— RECORDED DATA —
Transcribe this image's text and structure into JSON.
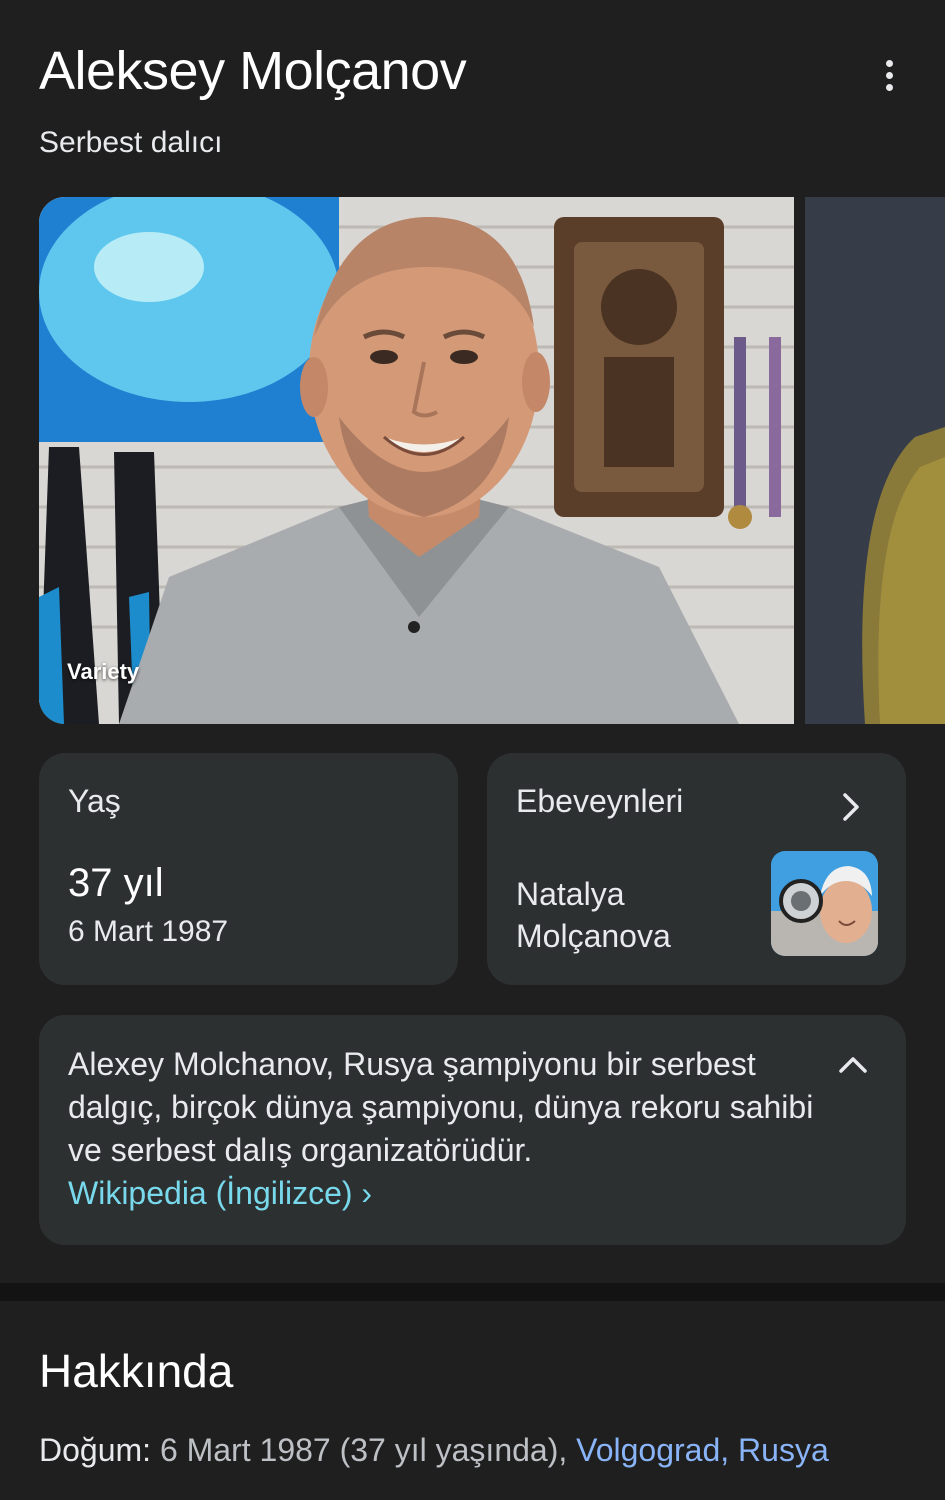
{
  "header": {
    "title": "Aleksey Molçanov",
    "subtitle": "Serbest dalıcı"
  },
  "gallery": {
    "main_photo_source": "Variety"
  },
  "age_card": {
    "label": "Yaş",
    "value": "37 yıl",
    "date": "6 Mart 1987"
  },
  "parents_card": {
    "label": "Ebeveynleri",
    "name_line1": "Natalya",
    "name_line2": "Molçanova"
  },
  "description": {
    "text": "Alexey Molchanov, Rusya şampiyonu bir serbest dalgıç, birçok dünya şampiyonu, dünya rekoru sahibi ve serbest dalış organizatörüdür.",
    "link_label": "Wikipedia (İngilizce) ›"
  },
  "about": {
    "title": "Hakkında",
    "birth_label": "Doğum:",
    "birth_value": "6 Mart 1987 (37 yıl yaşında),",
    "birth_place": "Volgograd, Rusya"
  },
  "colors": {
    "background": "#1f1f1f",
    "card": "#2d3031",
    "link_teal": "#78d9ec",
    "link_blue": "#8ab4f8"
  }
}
==
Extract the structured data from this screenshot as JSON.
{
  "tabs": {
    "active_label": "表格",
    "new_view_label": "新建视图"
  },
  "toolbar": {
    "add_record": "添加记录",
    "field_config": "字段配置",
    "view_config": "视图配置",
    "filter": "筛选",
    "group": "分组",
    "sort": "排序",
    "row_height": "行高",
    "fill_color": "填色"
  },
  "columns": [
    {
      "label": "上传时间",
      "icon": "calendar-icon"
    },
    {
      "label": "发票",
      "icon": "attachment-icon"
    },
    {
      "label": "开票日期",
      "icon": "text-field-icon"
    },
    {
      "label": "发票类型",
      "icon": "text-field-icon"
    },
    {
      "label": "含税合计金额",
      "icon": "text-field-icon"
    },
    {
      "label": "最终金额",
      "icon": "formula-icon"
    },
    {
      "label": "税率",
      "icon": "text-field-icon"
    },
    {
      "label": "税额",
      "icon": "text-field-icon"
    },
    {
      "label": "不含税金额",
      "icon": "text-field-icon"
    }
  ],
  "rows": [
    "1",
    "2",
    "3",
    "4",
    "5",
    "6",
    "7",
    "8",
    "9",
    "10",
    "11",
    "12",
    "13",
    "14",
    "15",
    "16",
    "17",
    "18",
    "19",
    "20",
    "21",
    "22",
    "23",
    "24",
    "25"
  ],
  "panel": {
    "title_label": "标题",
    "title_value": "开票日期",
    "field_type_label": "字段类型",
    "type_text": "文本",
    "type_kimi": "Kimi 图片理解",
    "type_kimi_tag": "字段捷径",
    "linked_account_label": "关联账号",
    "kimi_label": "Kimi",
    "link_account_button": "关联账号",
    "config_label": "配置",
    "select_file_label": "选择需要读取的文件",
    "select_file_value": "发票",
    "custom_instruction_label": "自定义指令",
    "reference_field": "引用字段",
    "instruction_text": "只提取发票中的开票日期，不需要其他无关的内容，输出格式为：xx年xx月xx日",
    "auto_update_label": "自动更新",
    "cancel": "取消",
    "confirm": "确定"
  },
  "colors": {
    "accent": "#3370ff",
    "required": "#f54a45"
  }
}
...
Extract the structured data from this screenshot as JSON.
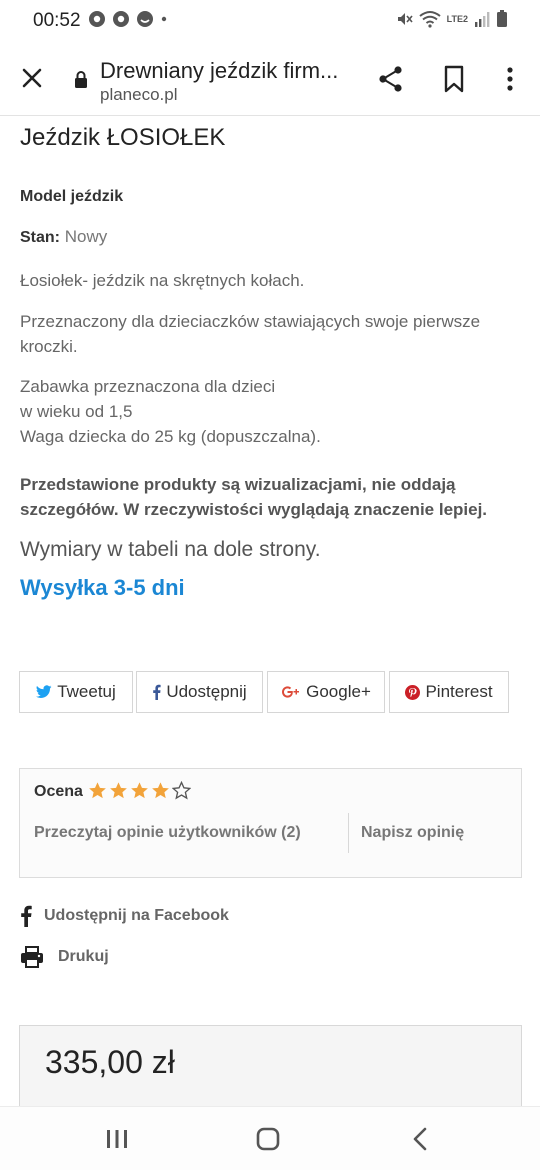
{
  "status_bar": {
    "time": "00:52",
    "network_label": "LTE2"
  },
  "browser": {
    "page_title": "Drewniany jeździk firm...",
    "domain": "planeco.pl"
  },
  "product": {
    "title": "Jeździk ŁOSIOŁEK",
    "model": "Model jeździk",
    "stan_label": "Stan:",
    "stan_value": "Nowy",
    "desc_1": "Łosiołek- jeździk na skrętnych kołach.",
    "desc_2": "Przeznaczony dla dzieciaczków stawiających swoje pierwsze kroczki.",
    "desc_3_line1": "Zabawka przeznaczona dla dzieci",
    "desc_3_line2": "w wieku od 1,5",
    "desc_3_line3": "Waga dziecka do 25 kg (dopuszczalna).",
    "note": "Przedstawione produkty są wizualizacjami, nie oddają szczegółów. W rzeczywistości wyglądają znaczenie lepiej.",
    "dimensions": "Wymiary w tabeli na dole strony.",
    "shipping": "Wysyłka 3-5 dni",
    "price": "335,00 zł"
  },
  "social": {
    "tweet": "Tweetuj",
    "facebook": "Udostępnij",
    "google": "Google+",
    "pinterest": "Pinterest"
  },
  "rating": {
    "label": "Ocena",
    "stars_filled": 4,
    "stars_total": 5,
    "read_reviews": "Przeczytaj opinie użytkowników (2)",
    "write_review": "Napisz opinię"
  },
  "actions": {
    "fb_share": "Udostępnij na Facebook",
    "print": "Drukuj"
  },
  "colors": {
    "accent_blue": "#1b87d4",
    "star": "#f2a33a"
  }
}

— EXERCISE OBJECTIVE —
Scan the records above for the string "Mart", then report every line that contains it.

— TASK RESULT —
    "date": "6 Mart 1987"
    "birth_value": "6 Mart 1987 (37 yıl yaşında),",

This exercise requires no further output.